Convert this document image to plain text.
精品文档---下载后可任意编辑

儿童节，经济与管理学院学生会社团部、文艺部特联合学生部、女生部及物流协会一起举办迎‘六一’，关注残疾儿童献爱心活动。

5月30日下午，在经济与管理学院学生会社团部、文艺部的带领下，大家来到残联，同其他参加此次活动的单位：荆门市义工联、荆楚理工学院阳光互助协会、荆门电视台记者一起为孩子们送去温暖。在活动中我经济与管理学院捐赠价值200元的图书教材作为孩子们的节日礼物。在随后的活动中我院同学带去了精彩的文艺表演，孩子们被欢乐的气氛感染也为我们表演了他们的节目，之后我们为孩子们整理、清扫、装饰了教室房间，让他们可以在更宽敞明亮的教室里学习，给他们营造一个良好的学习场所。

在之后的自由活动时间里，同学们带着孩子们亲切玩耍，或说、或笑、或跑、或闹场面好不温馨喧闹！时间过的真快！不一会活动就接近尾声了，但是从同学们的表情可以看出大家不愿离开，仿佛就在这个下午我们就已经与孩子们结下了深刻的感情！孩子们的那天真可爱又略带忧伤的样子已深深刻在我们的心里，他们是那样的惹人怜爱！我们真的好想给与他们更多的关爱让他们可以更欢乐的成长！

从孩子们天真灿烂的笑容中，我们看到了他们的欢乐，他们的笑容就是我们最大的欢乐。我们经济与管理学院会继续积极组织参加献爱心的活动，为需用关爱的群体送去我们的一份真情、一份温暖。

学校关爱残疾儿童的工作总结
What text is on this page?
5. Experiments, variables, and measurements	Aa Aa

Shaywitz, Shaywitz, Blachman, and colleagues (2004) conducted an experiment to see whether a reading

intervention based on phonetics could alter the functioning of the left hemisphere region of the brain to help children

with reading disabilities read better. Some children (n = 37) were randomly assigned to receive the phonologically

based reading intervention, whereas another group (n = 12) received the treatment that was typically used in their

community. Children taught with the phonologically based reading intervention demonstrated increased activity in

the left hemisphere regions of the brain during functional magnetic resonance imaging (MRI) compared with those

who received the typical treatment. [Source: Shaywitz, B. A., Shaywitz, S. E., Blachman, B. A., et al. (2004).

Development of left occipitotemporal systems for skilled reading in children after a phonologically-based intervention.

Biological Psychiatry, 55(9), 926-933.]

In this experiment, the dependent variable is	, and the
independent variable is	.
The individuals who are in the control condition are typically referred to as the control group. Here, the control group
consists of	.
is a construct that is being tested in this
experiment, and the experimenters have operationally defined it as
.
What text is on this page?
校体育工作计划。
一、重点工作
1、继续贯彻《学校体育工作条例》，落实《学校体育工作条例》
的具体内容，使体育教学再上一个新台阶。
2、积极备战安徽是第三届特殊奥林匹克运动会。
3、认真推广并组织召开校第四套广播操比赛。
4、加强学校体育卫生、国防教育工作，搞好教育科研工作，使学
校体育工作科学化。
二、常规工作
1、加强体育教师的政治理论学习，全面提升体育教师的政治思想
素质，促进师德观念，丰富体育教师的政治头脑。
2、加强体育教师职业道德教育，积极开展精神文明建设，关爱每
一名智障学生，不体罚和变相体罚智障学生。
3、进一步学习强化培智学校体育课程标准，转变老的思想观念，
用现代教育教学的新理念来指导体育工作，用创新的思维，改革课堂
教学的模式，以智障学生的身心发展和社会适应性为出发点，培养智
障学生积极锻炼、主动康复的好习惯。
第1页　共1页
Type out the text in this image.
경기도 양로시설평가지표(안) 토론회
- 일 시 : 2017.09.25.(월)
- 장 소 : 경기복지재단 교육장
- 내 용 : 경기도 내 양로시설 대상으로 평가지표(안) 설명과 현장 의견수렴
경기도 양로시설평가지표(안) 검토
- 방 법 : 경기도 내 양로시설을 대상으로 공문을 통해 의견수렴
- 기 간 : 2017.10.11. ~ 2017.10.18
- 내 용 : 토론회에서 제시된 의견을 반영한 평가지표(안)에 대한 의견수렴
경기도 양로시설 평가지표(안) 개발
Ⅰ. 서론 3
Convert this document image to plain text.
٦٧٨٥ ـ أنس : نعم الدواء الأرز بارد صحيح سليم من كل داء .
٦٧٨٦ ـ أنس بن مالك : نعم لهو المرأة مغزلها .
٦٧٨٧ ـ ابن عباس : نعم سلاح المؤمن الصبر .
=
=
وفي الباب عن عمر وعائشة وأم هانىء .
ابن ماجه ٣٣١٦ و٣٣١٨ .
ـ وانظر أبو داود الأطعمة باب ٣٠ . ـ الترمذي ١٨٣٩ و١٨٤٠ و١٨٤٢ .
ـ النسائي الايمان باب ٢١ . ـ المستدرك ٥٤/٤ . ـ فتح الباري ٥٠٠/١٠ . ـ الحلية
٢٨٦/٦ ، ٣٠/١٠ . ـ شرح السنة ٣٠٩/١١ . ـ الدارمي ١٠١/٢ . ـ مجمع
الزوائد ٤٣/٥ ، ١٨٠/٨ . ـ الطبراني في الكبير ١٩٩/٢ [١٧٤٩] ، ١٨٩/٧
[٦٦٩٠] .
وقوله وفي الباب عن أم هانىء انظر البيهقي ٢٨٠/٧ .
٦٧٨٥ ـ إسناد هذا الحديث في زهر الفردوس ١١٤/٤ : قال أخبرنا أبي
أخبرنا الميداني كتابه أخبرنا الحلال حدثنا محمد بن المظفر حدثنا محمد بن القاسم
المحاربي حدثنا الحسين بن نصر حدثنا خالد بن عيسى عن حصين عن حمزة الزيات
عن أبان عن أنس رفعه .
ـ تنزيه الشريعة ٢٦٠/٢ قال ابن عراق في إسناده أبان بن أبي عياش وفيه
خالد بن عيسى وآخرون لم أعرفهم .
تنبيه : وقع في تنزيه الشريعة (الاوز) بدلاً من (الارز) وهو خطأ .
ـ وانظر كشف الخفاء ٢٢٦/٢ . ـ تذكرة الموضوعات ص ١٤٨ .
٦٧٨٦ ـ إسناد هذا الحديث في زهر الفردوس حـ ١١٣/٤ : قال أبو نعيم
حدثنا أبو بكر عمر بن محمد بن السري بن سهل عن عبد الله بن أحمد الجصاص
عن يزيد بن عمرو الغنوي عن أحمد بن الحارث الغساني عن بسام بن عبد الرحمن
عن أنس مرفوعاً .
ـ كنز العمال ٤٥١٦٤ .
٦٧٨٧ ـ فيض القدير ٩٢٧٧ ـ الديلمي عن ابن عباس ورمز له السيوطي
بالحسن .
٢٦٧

Directions |
Track down the lines that include the word "أبان" and copy them.

Result of this task |
عن أبان عن أنس رفعه .
ـ تنزيه الشريعة ٢٦٠/٢ قال ابن عراق في إسناده أبان بن أبي عياش وفيه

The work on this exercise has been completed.